Transcribe the material in full, exactly as written.

[Chart and figure data]
_____
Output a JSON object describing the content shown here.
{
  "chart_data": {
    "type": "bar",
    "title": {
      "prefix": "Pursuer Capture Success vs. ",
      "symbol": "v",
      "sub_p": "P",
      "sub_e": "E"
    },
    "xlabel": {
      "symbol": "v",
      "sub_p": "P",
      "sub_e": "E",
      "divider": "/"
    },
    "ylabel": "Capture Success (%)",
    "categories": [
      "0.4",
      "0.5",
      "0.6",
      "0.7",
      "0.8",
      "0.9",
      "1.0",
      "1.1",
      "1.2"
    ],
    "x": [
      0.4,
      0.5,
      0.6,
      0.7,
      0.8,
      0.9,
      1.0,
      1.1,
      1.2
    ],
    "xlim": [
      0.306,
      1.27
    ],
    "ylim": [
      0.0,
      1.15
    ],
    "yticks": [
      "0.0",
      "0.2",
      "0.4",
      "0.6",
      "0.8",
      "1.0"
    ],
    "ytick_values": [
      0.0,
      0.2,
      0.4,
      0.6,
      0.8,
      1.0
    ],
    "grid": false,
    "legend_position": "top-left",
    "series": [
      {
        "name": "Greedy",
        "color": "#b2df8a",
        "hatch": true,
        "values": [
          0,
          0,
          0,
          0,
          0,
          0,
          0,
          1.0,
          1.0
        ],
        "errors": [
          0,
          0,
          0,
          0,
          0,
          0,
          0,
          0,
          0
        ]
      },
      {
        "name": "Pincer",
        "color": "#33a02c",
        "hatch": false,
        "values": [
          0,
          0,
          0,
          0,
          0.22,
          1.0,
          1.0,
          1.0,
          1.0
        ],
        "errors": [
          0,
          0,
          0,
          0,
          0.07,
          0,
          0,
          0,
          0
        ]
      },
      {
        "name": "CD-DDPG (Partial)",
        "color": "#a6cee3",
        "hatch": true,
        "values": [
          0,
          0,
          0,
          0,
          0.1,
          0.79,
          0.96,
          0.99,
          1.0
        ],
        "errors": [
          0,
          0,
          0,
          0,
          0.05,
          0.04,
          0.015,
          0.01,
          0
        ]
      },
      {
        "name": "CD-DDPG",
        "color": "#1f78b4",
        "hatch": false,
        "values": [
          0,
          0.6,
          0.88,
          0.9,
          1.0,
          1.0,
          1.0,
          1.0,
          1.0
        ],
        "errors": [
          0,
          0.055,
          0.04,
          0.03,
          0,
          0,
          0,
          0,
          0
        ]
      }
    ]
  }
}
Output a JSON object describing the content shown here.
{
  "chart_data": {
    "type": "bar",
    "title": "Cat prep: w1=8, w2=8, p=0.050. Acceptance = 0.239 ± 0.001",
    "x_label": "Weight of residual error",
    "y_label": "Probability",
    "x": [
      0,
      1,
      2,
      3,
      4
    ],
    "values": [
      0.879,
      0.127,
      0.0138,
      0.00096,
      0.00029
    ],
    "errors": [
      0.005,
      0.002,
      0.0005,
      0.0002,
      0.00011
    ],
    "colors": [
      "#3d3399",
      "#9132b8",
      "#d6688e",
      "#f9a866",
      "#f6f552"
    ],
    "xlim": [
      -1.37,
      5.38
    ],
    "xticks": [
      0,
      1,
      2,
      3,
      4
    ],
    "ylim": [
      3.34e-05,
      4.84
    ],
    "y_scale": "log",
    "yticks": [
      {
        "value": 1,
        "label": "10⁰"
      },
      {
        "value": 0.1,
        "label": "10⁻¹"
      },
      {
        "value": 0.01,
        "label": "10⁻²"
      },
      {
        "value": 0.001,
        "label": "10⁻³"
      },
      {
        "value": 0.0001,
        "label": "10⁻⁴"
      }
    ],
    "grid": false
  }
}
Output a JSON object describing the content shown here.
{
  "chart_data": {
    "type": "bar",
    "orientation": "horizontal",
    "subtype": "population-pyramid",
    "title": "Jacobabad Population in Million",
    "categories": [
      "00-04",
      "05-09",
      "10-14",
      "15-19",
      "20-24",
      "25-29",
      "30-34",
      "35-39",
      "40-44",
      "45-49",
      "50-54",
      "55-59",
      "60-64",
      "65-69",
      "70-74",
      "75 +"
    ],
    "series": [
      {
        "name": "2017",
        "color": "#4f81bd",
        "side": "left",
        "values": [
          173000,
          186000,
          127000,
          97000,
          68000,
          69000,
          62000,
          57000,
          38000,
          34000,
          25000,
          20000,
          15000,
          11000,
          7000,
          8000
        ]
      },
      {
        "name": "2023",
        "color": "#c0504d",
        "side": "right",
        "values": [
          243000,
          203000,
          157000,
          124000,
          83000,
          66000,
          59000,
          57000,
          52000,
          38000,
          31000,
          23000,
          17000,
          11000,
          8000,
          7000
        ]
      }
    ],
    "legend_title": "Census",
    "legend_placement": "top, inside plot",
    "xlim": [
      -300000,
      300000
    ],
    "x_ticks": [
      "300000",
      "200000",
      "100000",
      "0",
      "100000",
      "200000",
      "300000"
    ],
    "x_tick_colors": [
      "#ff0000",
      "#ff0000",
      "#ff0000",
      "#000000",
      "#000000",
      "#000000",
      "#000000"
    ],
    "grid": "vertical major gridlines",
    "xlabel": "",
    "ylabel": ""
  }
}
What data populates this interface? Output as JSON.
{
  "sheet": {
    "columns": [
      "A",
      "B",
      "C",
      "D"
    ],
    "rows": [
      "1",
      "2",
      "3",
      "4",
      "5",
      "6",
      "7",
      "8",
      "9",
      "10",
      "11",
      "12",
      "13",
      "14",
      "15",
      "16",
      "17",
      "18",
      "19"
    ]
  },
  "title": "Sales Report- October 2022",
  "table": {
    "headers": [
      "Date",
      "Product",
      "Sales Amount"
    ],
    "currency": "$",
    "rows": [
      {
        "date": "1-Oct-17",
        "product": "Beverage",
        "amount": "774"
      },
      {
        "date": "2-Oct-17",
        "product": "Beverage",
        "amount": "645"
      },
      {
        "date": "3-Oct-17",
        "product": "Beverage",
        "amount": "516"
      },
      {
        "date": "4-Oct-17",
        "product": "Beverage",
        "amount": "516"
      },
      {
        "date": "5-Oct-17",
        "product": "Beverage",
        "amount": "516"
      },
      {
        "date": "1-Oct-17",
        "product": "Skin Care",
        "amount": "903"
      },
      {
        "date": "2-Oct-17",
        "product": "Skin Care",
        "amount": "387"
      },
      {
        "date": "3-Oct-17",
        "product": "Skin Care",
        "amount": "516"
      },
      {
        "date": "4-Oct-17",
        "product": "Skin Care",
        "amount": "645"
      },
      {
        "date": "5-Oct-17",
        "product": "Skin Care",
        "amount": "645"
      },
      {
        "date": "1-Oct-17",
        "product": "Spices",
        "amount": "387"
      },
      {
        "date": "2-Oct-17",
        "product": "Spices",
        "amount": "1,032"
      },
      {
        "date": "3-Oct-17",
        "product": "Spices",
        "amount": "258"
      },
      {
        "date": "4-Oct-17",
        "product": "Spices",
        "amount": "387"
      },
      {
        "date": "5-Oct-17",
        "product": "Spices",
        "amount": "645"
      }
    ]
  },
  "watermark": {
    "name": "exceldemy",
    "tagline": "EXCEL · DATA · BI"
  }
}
_____
RESPONSE TO THE TASK
Output a JSON object describing the content shown here.
{
  "chart_data": {
    "type": "bar",
    "title": {
      "prefix": "Pursuer Capture Success vs. ",
      "symbol": "v",
      "sub_p": "P",
      "sub_e": "E"
    },
    "xlabel": {
      "symbol": "v",
      "sub_p": "P",
      "sub_e": "E",
      "divider": "/"
    },
    "ylabel": "Capture Success (%)",
    "categories": [
      "0.4",
      "0.5",
      "0.6",
      "0.7",
      "0.8",
      "0.9",
      "1.0",
      "1.1",
      "1.2"
    ],
    "x": [
      0.4,
      0.5,
      0.6,
      0.7,
      0.8,
      0.9,
      1.0,
      1.1,
      1.2
    ],
    "xlim": [
      0.306,
      1.27
    ],
    "ylim": [
      0.0,
      1.15
    ],
    "yticks": [
      "0.0",
      "0.2",
      "0.4",
      "0.6",
      "0.8",
      "1.0"
    ],
    "ytick_values": [
      0.0,
      0.2,
      0.4,
      0.6,
      0.8,
      1.0
    ],
    "grid": false,
    "legend_position": "top-left",
    "series": [
      {
        "name": "Greedy",
        "color": "#b2df8a",
        "hatch": true,
        "values": [
          0,
          0,
          0,
          0,
          0,
          0,
          0,
          1.0,
          1.0
        ],
        "errors": [
          0,
          0,
          0,
          0,
          0,
          0,
          0,
          0,
          0
        ]
      },
      {
        "name": "Pincer",
        "color": "#33a02c",
        "hatch": false,
        "values": [
          0,
          0,
          0,
          0,
          0.22,
          1.0,
          1.0,
          1.0,
          1.0
        ],
        "errors": [
          0,
          0,
          0,
          0,
          0.07,
          0,
          0,
          0,
          0
        ]
      },
      {
        "name": "CD-DDPG (Partial)",
        "color": "#a6cee3",
        "hatch": true,
        "values": [
          0,
          0,
          0,
          0,
          0.1,
          0.79,
          0.96,
          0.99,
          1.0
        ],
        "errors": [
          0,
          0,
          0,
          0,
          0.05,
          0.04,
          0.015,
          0.01,
          0
        ]
      },
      {
        "name": "CD-DDPG",
        "color": "#1f78b4",
        "hatch": false,
        "values": [
          0,
          0.6,
          0.88,
          0.9,
          1.0,
          1.0,
          1.0,
          1.0,
          1.0
        ],
        "errors": [
          0,
          0.055,
          0.04,
          0.03,
          0,
          0,
          0,
          0,
          0
        ]
      }
    ]
  }
}
Output a JSON object describing the content shown here.
{
  "chart_data": {
    "type": "bar",
    "title": "Cat prep: w1=8, w2=8, p=0.050. Acceptance = 0.239 ± 0.001",
    "x_label": "Weight of residual error",
    "y_label": "Probability",
    "x": [
      0,
      1,
      2,
      3,
      4
    ],
    "values": [
      0.879,
      0.127,
      0.0138,
      0.00096,
      0.00029
    ],
    "errors": [
      0.005,
      0.002,
      0.0005,
      0.0002,
      0.00011
    ],
    "colors": [
      "#3d3399",
      "#9132b8",
      "#d6688e",
      "#f9a866",
      "#f6f552"
    ],
    "xlim": [
      -1.37,
      5.38
    ],
    "xticks": [
      0,
      1,
      2,
      3,
      4
    ],
    "ylim": [
      3.34e-05,
      4.84
    ],
    "y_scale": "log",
    "yticks": [
      {
        "value": 1,
        "label": "10⁰"
      },
      {
        "value": 0.1,
        "label": "10⁻¹"
      },
      {
        "value": 0.01,
        "label": "10⁻²"
      },
      {
        "value": 0.001,
        "label": "10⁻³"
      },
      {
        "value": 0.0001,
        "label": "10⁻⁴"
      }
    ],
    "grid": false
  }
}
Output a JSON object describing the content shown here.
{
  "chart_data": {
    "type": "bar",
    "orientation": "horizontal",
    "subtype": "population-pyramid",
    "title": "Jacobabad Population in Million",
    "categories": [
      "00-04",
      "05-09",
      "10-14",
      "15-19",
      "20-24",
      "25-29",
      "30-34",
      "35-39",
      "40-44",
      "45-49",
      "50-54",
      "55-59",
      "60-64",
      "65-69",
      "70-74",
      "75 +"
    ],
    "series": [
      {
        "name": "2017",
        "color": "#4f81bd",
        "side": "left",
        "values": [
          173000,
          186000,
          127000,
          97000,
          68000,
          69000,
          62000,
          57000,
          38000,
          34000,
          25000,
          20000,
          15000,
          11000,
          7000,
          8000
        ]
      },
      {
        "name": "2023",
        "color": "#c0504d",
        "side": "right",
        "values": [
          243000,
          203000,
          157000,
          124000,
          83000,
          66000,
          59000,
          57000,
          52000,
          38000,
          31000,
          23000,
          17000,
          11000,
          8000,
          7000
        ]
      }
    ],
    "legend_title": "Census",
    "legend_placement": "top, inside plot",
    "xlim": [
      -300000,
      300000
    ],
    "x_ticks": [
      "300000",
      "200000",
      "100000",
      "0",
      "100000",
      "200000",
      "300000"
    ],
    "x_tick_colors": [
      "#ff0000",
      "#ff0000",
      "#ff0000",
      "#000000",
      "#000000",
      "#000000",
      "#000000"
    ],
    "grid": "vertical major gridlines",
    "xlabel": "",
    "ylabel": ""
  }
}
What data populates this interface? Output as JSON.
{
  "sheet": {
    "columns": [
      "A",
      "B",
      "C",
      "D"
    ],
    "rows": [
      "1",
      "2",
      "3",
      "4",
      "5",
      "6",
      "7",
      "8",
      "9",
      "10",
      "11",
      "12",
      "13",
      "14",
      "15",
      "16",
      "17",
      "18",
      "19"
    ]
  },
  "title": "Sales Report- October 2022",
  "table": {
    "headers": [
      "Date",
      "Product",
      "Sales Amount"
    ],
    "currency": "$",
    "rows": [
      {
        "date": "1-Oct-17",
        "product": "Beverage",
        "amount": "774"
      },
      {
        "date": "2-Oct-17",
        "product": "Beverage",
        "amount": "645"
      },
      {
        "date": "3-Oct-17",
        "product": "Beverage",
        "amount": "516"
      },
      {
        "date": "4-Oct-17",
        "product": "Beverage",
        "amount": "516"
      },
      {
        "date": "5-Oct-17",
        "product": "Beverage",
        "amount": "516"
      },
      {
        "date": "1-Oct-17",
        "product": "Skin Care",
        "amount": "903"
      },
      {
        "date": "2-Oct-17",
        "product": "Skin Care",
        "amount": "387"
      },
      {
        "date": "3-Oct-17",
        "product": "Skin Care",
        "amount": "516"
      },
      {
        "date": "4-Oct-17",
        "product": "Skin Care",
        "amount": "645"
      },
      {
        "date": "5-Oct-17",
        "product": "Skin Care",
        "amount": "645"
      },
      {
        "date": "1-Oct-17",
        "product": "Spices",
        "amount": "387"
      },
      {
        "date": "2-Oct-17",
        "product": "Spices",
        "amount": "1,032"
      },
      {
        "date": "3-Oct-17",
        "product": "Spices",
        "amount": "258"
      },
      {
        "date": "4-Oct-17",
        "product": "Spices",
        "amount": "387"
      },
      {
        "date": "5-Oct-17",
        "product": "Spices",
        "amount": "645"
      }
    ]
  },
  "watermark": {
    "name": "exceldemy",
    "tagline": "EXCEL · DATA · BI"
  }
}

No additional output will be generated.